===== DATA ENTRIES =====

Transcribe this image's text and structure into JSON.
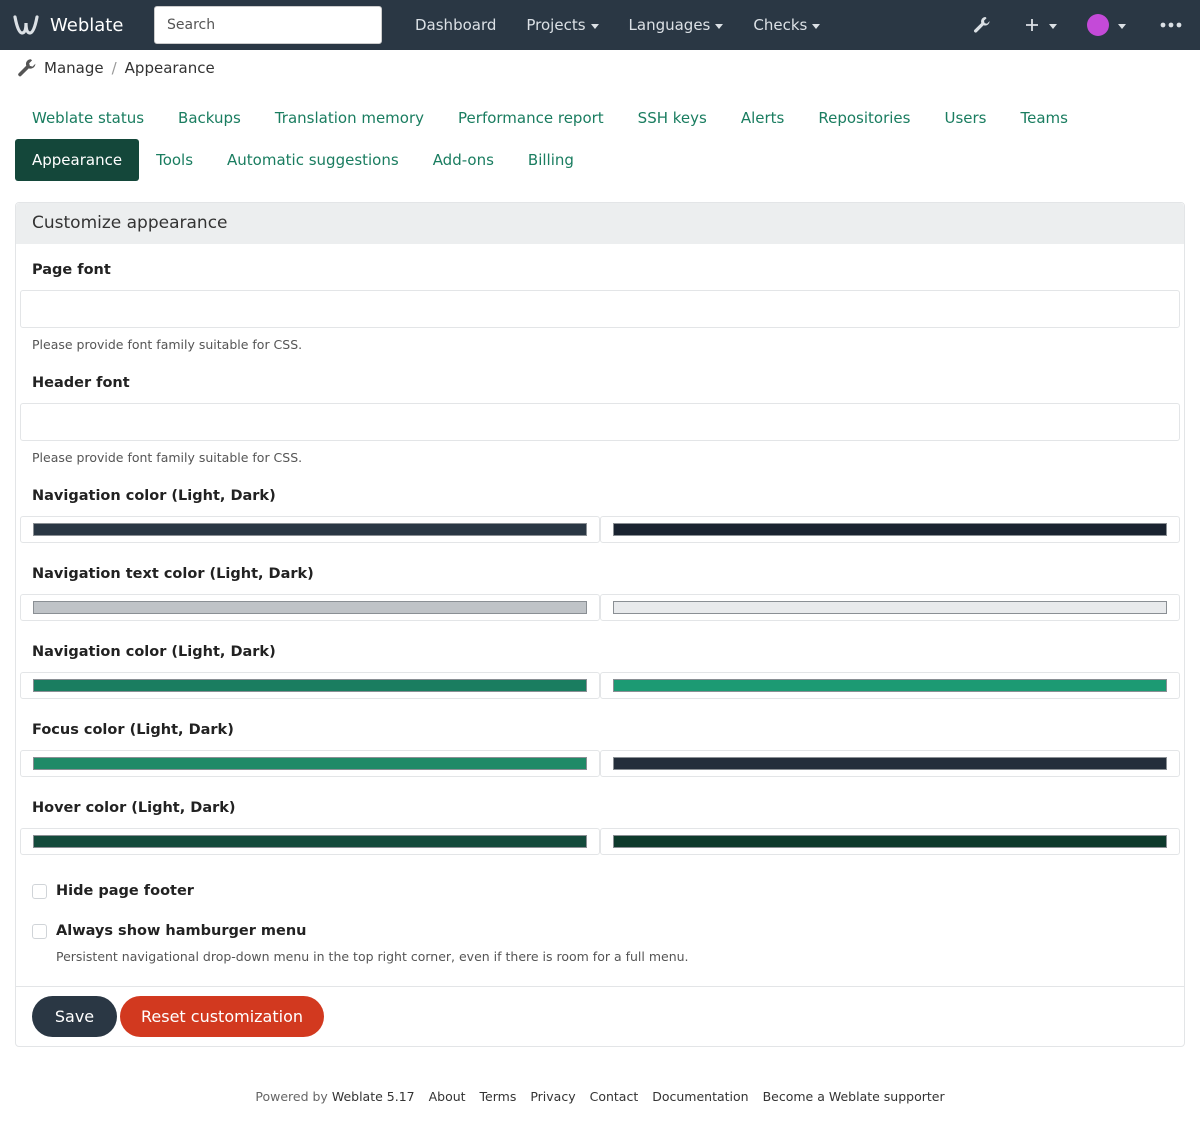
{
  "navbar": {
    "brand": "Weblate",
    "search_placeholder": "Search",
    "menu": [
      {
        "label": "Dashboard",
        "dropdown": false
      },
      {
        "label": "Projects",
        "dropdown": true
      },
      {
        "label": "Languages",
        "dropdown": true
      },
      {
        "label": "Checks",
        "dropdown": true
      }
    ],
    "icons": [
      "wrench-icon",
      "plus-icon",
      "avatar",
      "more-icon"
    ],
    "bg_color": "#2a3744"
  },
  "breadcrumb": {
    "items": [
      "Manage",
      "Appearance"
    ],
    "separator": "/"
  },
  "tabs": [
    {
      "label": "Weblate status",
      "active": false
    },
    {
      "label": "Backups",
      "active": false
    },
    {
      "label": "Translation memory",
      "active": false
    },
    {
      "label": "Performance report",
      "active": false
    },
    {
      "label": "SSH keys",
      "active": false
    },
    {
      "label": "Alerts",
      "active": false
    },
    {
      "label": "Repositories",
      "active": false
    },
    {
      "label": "Users",
      "active": false
    },
    {
      "label": "Teams",
      "active": false
    },
    {
      "label": "Appearance",
      "active": true
    },
    {
      "label": "Tools",
      "active": false
    },
    {
      "label": "Automatic suggestions",
      "active": false
    },
    {
      "label": "Add-ons",
      "active": false
    },
    {
      "label": "Billing",
      "active": false
    }
  ],
  "panel": {
    "title": "Customize appearance",
    "page_font": {
      "label": "Page font",
      "value": "",
      "help": "Please provide font family suitable for CSS."
    },
    "header_font": {
      "label": "Header font",
      "value": "",
      "help": "Please provide font family suitable for CSS."
    },
    "colors": [
      {
        "label": "Navigation color (Light, Dark)",
        "light": "#2a3744",
        "dark": "#1a2330"
      },
      {
        "label": "Navigation text color (Light, Dark)",
        "light": "#bfc3c7",
        "dark": "#e8eaec"
      },
      {
        "label": "Navigation color (Light, Dark)",
        "light": "#1a7d60",
        "dark": "#1c9a73"
      },
      {
        "label": "Focus color (Light, Dark)",
        "light": "#1f8a67",
        "dark": "#242e3b"
      },
      {
        "label": "Hover color (Light, Dark)",
        "light": "#144b3c",
        "dark": "#0e3a2c"
      }
    ],
    "hide_footer": {
      "label": "Hide page footer",
      "checked": false
    },
    "hamburger": {
      "label": "Always show hamburger menu",
      "checked": false,
      "help": "Persistent navigational drop-down menu in the top right corner, even if there is room for a full menu."
    },
    "save_label": "Save",
    "reset_label": "Reset customization"
  },
  "footer": {
    "powered_prefix": "Powered by",
    "powered_link": "Weblate 5.17",
    "links": [
      "About",
      "Terms",
      "Privacy",
      "Contact",
      "Documentation",
      "Become a Weblate supporter"
    ]
  }
}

=====

> **WRITTEN INSTRUCTION**: Produce an exact copy of each line of data, skipping embedded images.

> **WRITTEN RESPONSE**:
Transcribe this image's text and structure into JSON.
{
  "navbar": {
    "brand": "Weblate",
    "search_placeholder": "Search",
    "menu": [
      {
        "label": "Dashboard",
        "dropdown": false
      },
      {
        "label": "Projects",
        "dropdown": true
      },
      {
        "label": "Languages",
        "dropdown": true
      },
      {
        "label": "Checks",
        "dropdown": true
      }
    ],
    "icons": [
      "wrench-icon",
      "plus-icon",
      "avatar",
      "more-icon"
    ],
    "bg_color": "#2a3744"
  },
  "breadcrumb": {
    "items": [
      "Manage",
      "Appearance"
    ],
    "separator": "/"
  },
  "tabs": [
    {
      "label": "Weblate status",
      "active": false
    },
    {
      "label": "Backups",
      "active": false
    },
    {
      "label": "Translation memory",
      "active": false
    },
    {
      "label": "Performance report",
      "active": false
    },
    {
      "label": "SSH keys",
      "active": false
    },
    {
      "label": "Alerts",
      "active": false
    },
    {
      "label": "Repositories",
      "active": false
    },
    {
      "label": "Users",
      "active": false
    },
    {
      "label": "Teams",
      "active": false
    },
    {
      "label": "Appearance",
      "active": true
    },
    {
      "label": "Tools",
      "active": false
    },
    {
      "label": "Automatic suggestions",
      "active": false
    },
    {
      "label": "Add-ons",
      "active": false
    },
    {
      "label": "Billing",
      "active": false
    }
  ],
  "panel": {
    "title": "Customize appearance",
    "page_font": {
      "label": "Page font",
      "value": "",
      "help": "Please provide font family suitable for CSS."
    },
    "header_font": {
      "label": "Header font",
      "value": "",
      "help": "Please provide font family suitable for CSS."
    },
    "colors": [
      {
        "label": "Navigation color (Light, Dark)",
        "light": "#2a3744",
        "dark": "#1a2330"
      },
      {
        "label": "Navigation text color (Light, Dark)",
        "light": "#bfc3c7",
        "dark": "#e8eaec"
      },
      {
        "label": "Navigation color (Light, Dark)",
        "light": "#1a7d60",
        "dark": "#1c9a73"
      },
      {
        "label": "Focus color (Light, Dark)",
        "light": "#1f8a67",
        "dark": "#242e3b"
      },
      {
        "label": "Hover color (Light, Dark)",
        "light": "#144b3c",
        "dark": "#0e3a2c"
      }
    ],
    "hide_footer": {
      "label": "Hide page footer",
      "checked": false
    },
    "hamburger": {
      "label": "Always show hamburger menu",
      "checked": false,
      "help": "Persistent navigational drop-down menu in the top right corner, even if there is room for a full menu."
    },
    "save_label": "Save",
    "reset_label": "Reset customization"
  },
  "footer": {
    "powered_prefix": "Powered by",
    "powered_link": "Weblate 5.17",
    "links": [
      "About",
      "Terms",
      "Privacy",
      "Contact",
      "Documentation",
      "Become a Weblate supporter"
    ]
  }
}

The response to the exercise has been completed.